DO THIS:
Copy every line in the records below that contains the word "Участник".
━━━━━━━━━━━━━━━━
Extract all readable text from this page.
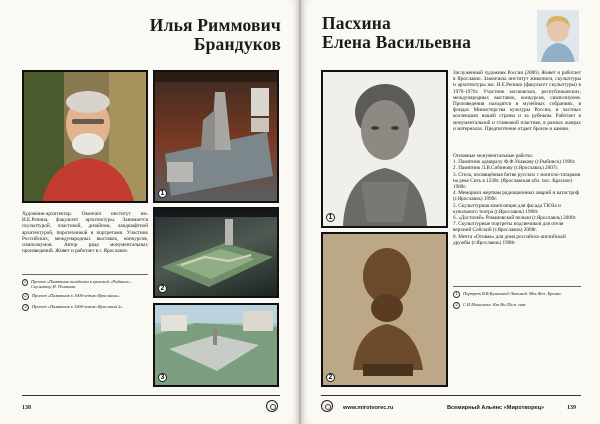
Илья Риммович
Брандуков
1
Художник-архитектор. Окончил институт им. И.Е.Репина, факультет архитектуры. Занимается скульптурой, пластикой, дизайном, ландшафтной архитектурой, пиротехникой и портретами. Участник Российских, международных выставок, конкурсов, симпозиумов. Автор ряда монументальных произведений. Живет и работает в г. Ярославле.
1	Проект «Памятник погибшим в грозовой «Рыбинск». Скульптор И. Полякова.
2	Проект «Памятник к 1000-летию Ярославля».
3	Проект «Памятник к 1000-летию Ярославля 2».
2
3
138
Пасхина
Елена Васильевна
2
1
Заслуженный художник России (2006). Живет и работает в Ярославле. Закончила институт живописи, скульптуры и архитектуры им. И.Е.Репина (факультет скульптуры) в 1970-1976г. Участник московских, республиканских, международных выставок, конкурсов, симпозиумов. Произведения находятся в музейных собраниях, в фондах Министерства культуры России, в частных коллекциях нашей страны и за рубежом. Работает в монументальной и станковой пластике, в разных жанрах и материалах. Предпочтение отдает бронзе и камню.
Основные монументальные работы:
1. Памятник адмиралу Ф.Ф.Ушакову (г.Рыбинск) 1996г.
2. Памятник Л.В.Собинову (г.Ярославль) 2007г.
3. Стела, посвящённая битве русских с монголо-татарами на реке Сить в 1238г. (Ярославская обл. пос. Красное) 1989г.
4. Мемориал жертвам радиационных аварий и катастроф (г.Ярославль) 1999г.
5. Скульптурная композиция для фасада ТЮЗа и кукольного театра (г.Ярославль) 1980г.
6. «Досточей» Романовской пельни (г.Ярославль) 2000г.
7. Скульптурные портреты подсвечиков для отеля верхний Собский (г.Ярославль) 2008г.
8. Мечта «Отовая» для дома российско-английской дружбы (г.Ярославль) 1998г.
1	Портрет В.В.Куликовой-Латовой. Мех.Жел. Бронза.
2	С.И.Монашеко. Кт.Ни.55см. гипс
www.mirotvorec.ru	Всемирный Альянс «Миротворец»	139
━━━━━━━━━━━━━━━━
COMPLETE ANSWER:
Художник-архитектор. Окончил институт им. И.Е.Репина, факультет архитектуры. Занимается скульптурой, пластикой, дизайном, ландшафтной архитектурой, пиротехникой и портретами. Участник Российских, международных выставок, конкурсов, симпозиумов. Автор ряда монументальных произведений. Живет и работает в г. Ярославле.
Заслуженный художник России (2006). Живет и работает в Ярославле. Закончила институт живописи, скульптуры и архитектуры им. И.Е.Репина (факультет скульптуры) в 1970-1976г. Участник московских, республиканских, международных выставок, конкурсов, симпозиумов. Произведения находятся в музейных собраниях, в фондах Министерства культуры России, в частных коллекциях нашей страны и за рубежом. Работает в монументальной и станковой пластике, в разных жанрах и материалах. Предпочтение отдает бронзе и камню.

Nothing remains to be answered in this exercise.